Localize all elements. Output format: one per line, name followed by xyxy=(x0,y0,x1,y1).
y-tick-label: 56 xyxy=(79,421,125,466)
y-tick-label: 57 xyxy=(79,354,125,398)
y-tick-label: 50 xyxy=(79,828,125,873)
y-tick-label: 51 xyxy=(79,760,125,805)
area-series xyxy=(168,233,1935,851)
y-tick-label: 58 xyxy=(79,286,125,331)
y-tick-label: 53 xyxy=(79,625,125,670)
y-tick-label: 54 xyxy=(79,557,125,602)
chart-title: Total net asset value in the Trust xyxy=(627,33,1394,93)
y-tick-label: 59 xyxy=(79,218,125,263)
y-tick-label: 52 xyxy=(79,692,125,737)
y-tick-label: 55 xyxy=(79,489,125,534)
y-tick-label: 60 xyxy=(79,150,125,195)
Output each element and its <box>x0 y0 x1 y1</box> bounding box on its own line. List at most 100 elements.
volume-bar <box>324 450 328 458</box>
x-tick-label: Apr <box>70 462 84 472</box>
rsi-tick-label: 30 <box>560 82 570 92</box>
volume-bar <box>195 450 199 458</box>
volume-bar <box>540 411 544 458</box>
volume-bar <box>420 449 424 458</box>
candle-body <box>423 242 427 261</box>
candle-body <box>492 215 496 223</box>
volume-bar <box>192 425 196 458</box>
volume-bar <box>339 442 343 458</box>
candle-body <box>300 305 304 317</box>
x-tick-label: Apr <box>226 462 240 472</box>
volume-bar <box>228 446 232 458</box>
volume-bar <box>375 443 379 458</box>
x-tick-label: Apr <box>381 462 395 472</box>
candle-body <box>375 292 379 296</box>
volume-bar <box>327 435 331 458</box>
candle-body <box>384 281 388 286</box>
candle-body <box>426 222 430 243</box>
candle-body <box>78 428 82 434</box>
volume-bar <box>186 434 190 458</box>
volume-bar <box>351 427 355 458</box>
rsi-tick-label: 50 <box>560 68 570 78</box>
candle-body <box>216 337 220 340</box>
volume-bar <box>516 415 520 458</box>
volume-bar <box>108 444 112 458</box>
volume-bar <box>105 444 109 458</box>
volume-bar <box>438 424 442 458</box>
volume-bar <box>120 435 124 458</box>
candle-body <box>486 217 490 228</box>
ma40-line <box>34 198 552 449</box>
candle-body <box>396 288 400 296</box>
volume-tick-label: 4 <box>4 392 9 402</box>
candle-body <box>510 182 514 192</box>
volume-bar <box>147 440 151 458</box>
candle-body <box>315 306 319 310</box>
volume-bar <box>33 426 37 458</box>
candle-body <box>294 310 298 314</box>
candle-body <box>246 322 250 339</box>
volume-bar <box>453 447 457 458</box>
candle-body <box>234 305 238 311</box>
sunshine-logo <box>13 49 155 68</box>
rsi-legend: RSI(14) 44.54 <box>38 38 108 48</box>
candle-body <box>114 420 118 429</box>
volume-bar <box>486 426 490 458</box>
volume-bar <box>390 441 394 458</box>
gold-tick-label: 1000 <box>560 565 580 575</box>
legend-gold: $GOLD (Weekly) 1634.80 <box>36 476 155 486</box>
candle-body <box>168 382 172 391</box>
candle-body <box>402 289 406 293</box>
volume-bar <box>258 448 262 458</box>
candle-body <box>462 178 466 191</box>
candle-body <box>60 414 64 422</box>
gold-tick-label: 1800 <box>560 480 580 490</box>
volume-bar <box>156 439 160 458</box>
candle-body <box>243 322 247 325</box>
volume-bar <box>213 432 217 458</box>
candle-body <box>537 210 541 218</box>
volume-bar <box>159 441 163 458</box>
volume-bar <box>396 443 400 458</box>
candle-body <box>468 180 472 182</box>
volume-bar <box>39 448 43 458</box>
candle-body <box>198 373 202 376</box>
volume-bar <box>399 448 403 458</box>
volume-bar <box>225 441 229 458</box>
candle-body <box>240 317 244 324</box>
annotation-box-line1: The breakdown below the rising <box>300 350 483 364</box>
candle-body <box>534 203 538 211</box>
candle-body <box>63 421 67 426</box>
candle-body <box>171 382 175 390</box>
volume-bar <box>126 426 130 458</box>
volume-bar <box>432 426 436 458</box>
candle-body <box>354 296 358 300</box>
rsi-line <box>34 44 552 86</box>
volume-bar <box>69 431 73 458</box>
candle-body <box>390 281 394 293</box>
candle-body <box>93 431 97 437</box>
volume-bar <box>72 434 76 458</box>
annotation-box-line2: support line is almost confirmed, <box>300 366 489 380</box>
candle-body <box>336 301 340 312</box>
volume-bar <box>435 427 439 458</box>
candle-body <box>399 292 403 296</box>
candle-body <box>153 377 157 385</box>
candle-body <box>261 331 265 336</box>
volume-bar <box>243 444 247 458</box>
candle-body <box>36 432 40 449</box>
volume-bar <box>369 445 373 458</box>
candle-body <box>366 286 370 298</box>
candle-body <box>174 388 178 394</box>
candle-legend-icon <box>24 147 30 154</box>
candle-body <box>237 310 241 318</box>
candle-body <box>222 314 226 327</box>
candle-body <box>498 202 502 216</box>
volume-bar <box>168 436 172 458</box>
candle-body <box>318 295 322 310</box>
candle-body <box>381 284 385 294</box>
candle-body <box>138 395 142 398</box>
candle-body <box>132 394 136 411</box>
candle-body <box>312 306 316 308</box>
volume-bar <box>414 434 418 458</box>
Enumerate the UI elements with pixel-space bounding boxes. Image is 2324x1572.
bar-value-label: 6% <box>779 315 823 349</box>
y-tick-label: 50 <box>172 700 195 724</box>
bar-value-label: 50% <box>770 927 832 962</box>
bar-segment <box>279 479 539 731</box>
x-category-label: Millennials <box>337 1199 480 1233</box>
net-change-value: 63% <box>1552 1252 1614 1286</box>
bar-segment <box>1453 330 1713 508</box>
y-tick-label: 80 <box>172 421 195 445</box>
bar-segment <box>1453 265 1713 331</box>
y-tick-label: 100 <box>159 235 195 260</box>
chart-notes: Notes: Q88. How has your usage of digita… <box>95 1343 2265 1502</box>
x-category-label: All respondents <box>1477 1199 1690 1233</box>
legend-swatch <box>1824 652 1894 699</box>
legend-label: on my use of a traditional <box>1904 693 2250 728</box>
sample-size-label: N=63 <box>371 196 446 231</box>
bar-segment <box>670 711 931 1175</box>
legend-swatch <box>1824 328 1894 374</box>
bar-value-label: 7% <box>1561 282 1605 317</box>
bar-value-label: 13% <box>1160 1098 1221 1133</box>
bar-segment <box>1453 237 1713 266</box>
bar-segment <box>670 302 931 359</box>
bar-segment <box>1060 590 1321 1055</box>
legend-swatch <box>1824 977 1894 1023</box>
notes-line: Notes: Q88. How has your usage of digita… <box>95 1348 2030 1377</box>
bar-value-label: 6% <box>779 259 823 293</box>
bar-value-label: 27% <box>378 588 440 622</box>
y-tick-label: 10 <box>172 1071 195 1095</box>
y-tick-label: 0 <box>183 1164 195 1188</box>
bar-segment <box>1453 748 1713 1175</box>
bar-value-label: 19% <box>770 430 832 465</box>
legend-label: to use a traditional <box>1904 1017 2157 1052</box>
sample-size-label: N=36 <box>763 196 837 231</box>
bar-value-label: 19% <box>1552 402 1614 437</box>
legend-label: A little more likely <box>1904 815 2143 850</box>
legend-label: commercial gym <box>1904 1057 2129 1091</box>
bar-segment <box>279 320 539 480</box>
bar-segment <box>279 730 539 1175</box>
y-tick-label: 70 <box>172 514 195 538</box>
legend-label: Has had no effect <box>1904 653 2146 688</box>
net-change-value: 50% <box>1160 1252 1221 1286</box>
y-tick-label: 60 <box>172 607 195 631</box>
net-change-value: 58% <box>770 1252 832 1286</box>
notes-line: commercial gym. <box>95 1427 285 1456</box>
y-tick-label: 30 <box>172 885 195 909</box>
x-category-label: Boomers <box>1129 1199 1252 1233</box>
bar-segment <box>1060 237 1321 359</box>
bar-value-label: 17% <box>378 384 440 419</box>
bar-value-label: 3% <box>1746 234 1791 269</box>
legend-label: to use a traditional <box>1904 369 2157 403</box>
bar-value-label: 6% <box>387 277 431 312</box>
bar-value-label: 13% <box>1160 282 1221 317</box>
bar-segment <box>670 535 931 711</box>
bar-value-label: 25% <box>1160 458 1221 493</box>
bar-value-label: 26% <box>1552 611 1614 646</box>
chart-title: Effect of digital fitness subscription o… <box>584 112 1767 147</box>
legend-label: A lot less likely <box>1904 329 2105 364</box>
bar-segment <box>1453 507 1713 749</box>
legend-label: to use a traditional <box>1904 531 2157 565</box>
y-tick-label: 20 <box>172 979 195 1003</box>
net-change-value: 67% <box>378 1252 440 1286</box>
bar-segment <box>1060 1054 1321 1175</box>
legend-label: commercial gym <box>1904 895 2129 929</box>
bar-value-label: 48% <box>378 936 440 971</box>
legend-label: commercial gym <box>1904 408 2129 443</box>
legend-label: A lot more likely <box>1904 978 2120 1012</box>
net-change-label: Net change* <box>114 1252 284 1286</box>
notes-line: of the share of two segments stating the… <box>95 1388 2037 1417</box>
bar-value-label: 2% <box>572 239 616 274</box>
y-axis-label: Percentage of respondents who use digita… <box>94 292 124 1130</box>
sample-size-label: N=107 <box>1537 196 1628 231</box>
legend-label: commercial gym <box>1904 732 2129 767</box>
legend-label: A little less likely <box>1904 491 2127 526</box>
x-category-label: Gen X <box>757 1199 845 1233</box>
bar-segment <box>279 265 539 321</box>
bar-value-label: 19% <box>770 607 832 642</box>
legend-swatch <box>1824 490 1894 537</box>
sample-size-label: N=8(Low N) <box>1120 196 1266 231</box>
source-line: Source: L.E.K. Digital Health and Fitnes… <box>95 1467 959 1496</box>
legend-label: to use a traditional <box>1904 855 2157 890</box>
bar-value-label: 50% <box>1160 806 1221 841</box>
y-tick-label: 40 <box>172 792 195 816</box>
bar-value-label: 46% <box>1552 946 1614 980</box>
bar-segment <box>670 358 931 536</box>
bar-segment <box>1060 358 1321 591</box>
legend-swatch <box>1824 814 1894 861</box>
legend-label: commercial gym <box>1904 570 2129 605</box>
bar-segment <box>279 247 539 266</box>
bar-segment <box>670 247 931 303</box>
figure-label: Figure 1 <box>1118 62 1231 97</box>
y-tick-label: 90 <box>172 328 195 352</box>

# # # # # # #

▸ **PROBLEM REQUIREMENTS**: Retype the rows above from the very first line through the one containing "candle-body <box>486 217 490 228</box>", copying each line character for character.

▸ **EXERCISE SOLUTION**:
Localize all elements. Output format: one per line, name followed by xyxy=(x0,y0,x1,y1).
y-tick-label: 56 xyxy=(79,421,125,466)
y-tick-label: 57 xyxy=(79,354,125,398)
y-tick-label: 50 xyxy=(79,828,125,873)
y-tick-label: 51 xyxy=(79,760,125,805)
area-series xyxy=(168,233,1935,851)
y-tick-label: 58 xyxy=(79,286,125,331)
y-tick-label: 53 xyxy=(79,625,125,670)
y-tick-label: 54 xyxy=(79,557,125,602)
chart-title: Total net asset value in the Trust xyxy=(627,33,1394,93)
y-tick-label: 59 xyxy=(79,218,125,263)
y-tick-label: 52 xyxy=(79,692,125,737)
y-tick-label: 55 xyxy=(79,489,125,534)
y-tick-label: 60 xyxy=(79,150,125,195)
Output each element and its <box>x0 y0 x1 y1</box> bounding box on its own line. List at most 100 elements.
volume-bar <box>324 450 328 458</box>
x-tick-label: Apr <box>70 462 84 472</box>
rsi-tick-label: 30 <box>560 82 570 92</box>
volume-bar <box>195 450 199 458</box>
volume-bar <box>540 411 544 458</box>
volume-bar <box>420 449 424 458</box>
candle-body <box>423 242 427 261</box>
candle-body <box>492 215 496 223</box>
volume-bar <box>192 425 196 458</box>
volume-bar <box>339 442 343 458</box>
candle-body <box>300 305 304 317</box>
x-tick-label: Apr <box>226 462 240 472</box>
volume-bar <box>228 446 232 458</box>
volume-bar <box>375 443 379 458</box>
x-tick-label: Apr <box>381 462 395 472</box>
candle-body <box>375 292 379 296</box>
volume-bar <box>327 435 331 458</box>
candle-body <box>384 281 388 286</box>
candle-body <box>426 222 430 243</box>
candle-body <box>78 428 82 434</box>
volume-bar <box>186 434 190 458</box>
volume-bar <box>351 427 355 458</box>
rsi-tick-label: 50 <box>560 68 570 78</box>
candle-body <box>216 337 220 340</box>
volume-bar <box>516 415 520 458</box>
volume-bar <box>108 444 112 458</box>
volume-bar <box>105 444 109 458</box>
volume-bar <box>438 424 442 458</box>
volume-bar <box>120 435 124 458</box>
candle-body <box>486 217 490 228</box>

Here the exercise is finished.